[Task goal] Return all lines in the material below that contain "действия".

[Collection entries]
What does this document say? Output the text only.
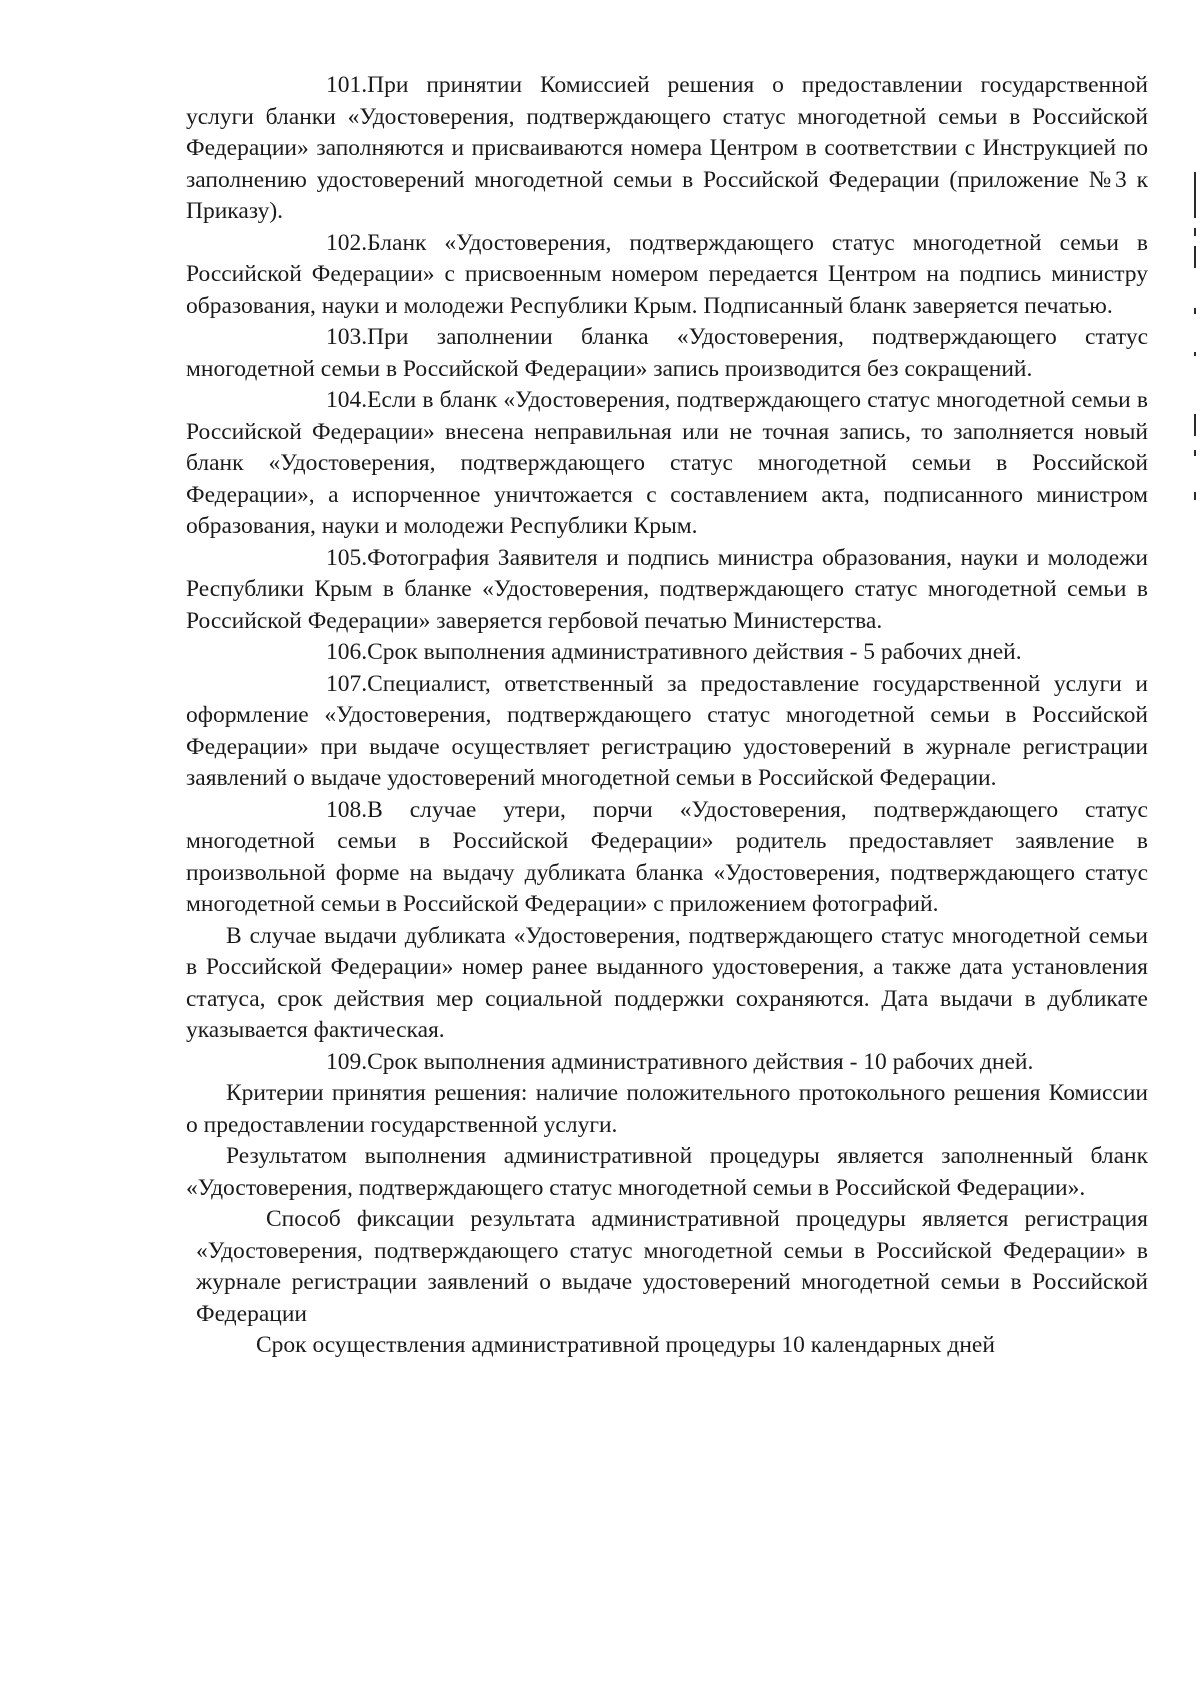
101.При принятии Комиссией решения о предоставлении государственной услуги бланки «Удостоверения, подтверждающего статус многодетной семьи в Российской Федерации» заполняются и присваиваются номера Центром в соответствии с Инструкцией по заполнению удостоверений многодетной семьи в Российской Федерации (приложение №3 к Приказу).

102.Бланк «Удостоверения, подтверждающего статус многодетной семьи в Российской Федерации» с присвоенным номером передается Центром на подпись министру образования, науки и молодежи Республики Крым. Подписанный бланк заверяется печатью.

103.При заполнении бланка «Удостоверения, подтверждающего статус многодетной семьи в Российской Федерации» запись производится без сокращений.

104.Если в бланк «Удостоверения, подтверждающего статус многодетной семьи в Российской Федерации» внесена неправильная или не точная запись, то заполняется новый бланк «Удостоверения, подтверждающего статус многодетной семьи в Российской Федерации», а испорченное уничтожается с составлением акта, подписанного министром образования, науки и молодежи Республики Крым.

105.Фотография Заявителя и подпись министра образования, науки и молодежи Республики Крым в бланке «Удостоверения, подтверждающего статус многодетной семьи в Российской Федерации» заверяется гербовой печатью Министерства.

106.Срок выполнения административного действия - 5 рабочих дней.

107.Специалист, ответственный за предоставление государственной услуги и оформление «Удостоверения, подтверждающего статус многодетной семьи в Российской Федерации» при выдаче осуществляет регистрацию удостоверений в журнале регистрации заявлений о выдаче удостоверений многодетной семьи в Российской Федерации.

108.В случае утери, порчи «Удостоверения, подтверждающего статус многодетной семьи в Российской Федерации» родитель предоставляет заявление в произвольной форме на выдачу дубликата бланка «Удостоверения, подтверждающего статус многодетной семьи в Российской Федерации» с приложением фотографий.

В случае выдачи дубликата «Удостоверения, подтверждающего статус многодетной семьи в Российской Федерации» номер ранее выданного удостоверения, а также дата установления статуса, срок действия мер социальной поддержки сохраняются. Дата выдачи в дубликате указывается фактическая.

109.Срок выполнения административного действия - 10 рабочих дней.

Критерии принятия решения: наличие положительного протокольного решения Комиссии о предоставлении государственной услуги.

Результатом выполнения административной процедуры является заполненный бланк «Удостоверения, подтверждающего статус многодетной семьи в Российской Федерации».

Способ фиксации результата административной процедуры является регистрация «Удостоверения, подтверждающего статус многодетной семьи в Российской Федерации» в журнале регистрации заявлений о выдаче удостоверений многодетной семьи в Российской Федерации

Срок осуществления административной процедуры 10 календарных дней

...

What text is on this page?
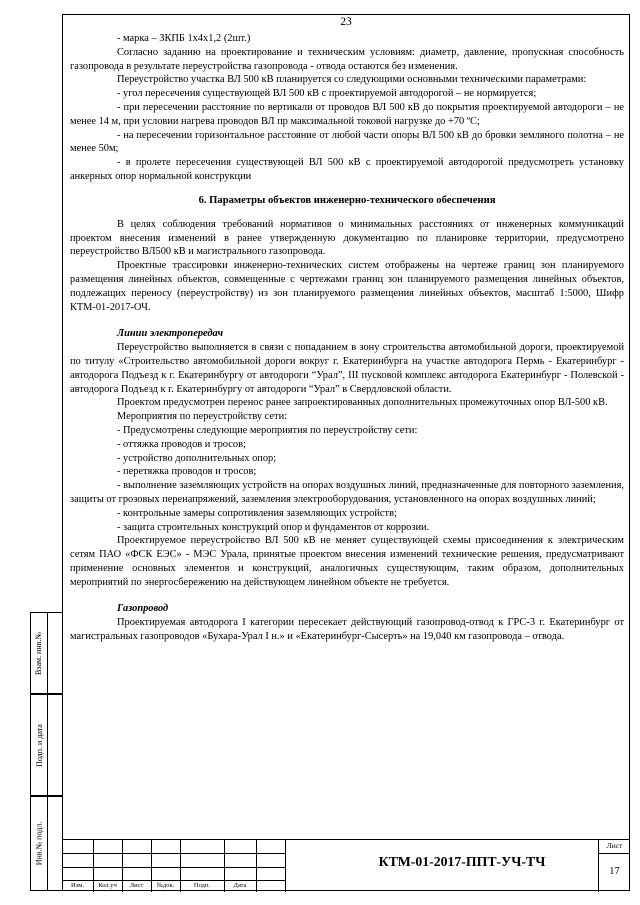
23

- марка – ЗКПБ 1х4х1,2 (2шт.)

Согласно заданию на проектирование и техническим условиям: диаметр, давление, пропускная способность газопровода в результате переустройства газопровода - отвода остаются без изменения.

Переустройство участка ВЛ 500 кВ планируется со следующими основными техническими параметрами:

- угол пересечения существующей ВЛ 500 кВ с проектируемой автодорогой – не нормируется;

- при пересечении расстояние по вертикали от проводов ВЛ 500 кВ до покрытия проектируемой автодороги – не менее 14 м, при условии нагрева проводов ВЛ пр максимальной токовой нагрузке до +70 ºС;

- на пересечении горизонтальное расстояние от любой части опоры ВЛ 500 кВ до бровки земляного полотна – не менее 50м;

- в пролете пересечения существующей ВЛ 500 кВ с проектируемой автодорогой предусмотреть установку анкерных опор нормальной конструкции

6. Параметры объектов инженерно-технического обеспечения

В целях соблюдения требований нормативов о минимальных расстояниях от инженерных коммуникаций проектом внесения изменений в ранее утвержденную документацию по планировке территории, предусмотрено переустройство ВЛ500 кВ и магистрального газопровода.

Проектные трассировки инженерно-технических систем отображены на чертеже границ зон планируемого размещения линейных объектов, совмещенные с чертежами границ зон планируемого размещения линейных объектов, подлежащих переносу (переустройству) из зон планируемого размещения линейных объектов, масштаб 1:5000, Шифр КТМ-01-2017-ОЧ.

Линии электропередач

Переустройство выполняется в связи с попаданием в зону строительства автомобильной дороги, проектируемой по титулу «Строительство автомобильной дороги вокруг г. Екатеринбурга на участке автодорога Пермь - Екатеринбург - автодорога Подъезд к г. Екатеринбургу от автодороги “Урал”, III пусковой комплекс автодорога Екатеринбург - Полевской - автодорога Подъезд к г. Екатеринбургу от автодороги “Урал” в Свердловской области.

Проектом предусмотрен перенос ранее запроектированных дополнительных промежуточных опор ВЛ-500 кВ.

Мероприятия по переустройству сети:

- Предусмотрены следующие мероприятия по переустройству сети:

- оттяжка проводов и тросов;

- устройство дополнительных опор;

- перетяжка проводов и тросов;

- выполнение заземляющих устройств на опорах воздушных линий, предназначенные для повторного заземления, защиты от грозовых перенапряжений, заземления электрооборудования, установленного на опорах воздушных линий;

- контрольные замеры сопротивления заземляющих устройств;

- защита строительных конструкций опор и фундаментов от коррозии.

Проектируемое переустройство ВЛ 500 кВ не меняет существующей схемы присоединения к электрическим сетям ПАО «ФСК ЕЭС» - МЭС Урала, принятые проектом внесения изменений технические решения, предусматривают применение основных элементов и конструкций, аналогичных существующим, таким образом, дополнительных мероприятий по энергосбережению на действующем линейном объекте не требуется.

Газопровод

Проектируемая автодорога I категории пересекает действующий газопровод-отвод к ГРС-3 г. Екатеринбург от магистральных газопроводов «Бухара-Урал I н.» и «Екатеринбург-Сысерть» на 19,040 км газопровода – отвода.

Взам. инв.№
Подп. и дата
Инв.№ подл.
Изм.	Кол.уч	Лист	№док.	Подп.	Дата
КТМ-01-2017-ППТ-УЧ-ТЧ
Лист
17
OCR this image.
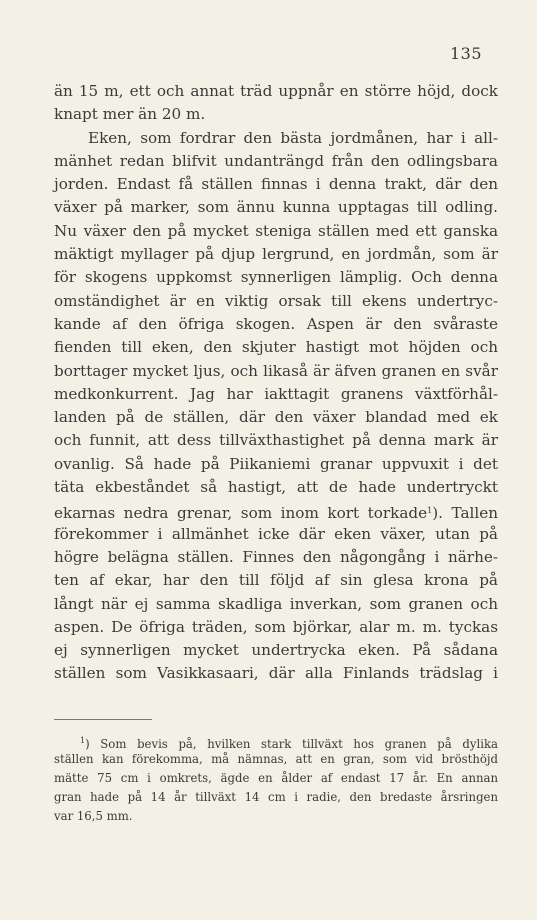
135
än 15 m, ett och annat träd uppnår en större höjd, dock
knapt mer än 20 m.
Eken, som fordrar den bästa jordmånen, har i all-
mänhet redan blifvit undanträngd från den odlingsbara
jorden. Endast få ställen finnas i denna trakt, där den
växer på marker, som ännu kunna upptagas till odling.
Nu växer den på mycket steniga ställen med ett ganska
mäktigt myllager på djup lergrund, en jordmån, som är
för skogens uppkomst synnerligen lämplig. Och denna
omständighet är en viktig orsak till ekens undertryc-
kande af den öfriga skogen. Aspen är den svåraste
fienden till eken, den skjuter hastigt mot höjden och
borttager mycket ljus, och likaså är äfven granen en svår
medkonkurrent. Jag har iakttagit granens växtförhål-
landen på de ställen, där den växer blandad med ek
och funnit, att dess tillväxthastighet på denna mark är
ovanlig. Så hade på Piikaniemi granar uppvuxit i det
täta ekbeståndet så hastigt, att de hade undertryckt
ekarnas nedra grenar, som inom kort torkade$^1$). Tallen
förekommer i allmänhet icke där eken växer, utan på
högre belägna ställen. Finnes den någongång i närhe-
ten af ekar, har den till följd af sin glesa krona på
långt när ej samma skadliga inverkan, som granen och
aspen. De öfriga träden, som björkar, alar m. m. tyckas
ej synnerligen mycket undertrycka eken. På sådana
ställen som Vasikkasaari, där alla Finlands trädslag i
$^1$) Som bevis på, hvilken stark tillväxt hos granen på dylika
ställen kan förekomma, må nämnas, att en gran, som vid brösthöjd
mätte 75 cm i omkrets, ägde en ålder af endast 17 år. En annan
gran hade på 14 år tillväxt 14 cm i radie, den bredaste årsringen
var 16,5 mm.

[Task result]
106.Срок выполнения административного действия - 5 рабочих дней.
В случае выдачи дубликата «Удостоверения, подтверждающего статус многодетной семьи в Российской Федерации» номер ранее выданного удостоверения, а также дата установления статуса, срок действия мер социальной поддержки сохраняются. Дата выдачи в дубликате указывается фактическая.
109.Срок выполнения административного действия - 10 рабочих дней.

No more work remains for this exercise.